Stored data
- - -

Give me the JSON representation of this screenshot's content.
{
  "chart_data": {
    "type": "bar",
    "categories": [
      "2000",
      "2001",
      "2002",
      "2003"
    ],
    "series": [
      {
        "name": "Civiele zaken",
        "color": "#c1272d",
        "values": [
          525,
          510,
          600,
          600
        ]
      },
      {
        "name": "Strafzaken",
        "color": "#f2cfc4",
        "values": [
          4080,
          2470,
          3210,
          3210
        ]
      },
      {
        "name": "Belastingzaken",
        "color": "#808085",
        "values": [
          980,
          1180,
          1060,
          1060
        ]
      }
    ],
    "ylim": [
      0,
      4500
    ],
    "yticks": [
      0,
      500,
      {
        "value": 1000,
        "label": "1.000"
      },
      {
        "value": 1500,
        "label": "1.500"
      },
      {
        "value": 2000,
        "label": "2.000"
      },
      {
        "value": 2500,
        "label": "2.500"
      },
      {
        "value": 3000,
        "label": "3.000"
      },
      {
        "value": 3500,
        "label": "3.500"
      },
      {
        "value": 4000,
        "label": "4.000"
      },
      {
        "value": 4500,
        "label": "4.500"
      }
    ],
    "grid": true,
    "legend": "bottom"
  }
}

- - -

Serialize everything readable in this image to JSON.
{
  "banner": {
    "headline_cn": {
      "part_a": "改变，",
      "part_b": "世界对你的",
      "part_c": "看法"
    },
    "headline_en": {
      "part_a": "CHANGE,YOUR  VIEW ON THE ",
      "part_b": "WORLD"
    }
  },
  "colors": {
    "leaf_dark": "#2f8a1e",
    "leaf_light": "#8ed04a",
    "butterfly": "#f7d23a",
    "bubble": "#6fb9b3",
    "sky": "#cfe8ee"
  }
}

- - -

* Exercise requirements
Lines containing the string "this" are to be selected and copied.

* Answer to the problem
Give me the JSON representation of this screenshot's content.
Serialize everything readable in this image to JSON.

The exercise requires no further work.